§ Prompt: Wherever the word "image" appears in a line, copy that line.

---------- Supplied data ----------

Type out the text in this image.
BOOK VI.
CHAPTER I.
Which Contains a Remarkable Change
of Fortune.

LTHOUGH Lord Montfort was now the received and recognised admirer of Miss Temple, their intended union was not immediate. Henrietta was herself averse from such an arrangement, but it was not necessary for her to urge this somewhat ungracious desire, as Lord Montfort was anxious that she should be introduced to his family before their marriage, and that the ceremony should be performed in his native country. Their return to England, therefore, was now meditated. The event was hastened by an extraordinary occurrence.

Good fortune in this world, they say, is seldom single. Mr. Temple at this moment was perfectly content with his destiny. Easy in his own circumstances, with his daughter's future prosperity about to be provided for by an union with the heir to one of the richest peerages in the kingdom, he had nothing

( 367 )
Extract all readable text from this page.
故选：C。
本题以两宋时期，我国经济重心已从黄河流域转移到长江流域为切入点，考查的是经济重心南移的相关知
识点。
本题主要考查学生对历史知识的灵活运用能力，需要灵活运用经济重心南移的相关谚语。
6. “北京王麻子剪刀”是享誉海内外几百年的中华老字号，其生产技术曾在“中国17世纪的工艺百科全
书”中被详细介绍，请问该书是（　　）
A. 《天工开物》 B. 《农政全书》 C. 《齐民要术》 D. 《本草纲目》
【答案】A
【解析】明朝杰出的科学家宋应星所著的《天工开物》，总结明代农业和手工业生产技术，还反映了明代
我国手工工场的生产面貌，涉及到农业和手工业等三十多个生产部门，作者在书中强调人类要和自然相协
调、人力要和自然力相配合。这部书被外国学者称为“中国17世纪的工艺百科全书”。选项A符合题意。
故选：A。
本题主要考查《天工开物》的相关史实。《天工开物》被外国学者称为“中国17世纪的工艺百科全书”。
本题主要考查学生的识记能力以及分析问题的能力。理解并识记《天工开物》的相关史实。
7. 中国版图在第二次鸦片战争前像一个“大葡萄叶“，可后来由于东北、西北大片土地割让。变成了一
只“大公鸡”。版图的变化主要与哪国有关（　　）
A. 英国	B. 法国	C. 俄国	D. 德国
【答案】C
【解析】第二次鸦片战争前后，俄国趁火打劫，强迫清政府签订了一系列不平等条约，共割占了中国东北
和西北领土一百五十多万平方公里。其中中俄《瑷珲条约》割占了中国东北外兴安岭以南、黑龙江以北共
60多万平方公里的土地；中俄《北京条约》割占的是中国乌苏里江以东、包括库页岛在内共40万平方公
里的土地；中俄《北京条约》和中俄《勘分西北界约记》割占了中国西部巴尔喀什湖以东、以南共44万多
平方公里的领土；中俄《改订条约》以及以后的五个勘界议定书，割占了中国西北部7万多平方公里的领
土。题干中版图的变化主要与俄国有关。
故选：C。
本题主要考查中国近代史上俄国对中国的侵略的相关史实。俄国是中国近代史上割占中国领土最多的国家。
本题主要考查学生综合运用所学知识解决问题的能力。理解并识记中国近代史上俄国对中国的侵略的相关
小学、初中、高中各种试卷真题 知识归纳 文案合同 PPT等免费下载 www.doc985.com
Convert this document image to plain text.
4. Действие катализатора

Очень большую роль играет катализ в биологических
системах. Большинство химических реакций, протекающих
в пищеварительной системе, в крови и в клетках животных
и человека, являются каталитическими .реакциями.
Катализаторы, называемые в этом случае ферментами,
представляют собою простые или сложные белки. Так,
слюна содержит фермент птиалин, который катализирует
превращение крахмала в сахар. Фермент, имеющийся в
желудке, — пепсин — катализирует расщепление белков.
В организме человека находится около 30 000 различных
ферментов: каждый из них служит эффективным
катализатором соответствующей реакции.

----------

§ Full response:
Type out the text in this image.
Convert this document image to plain text.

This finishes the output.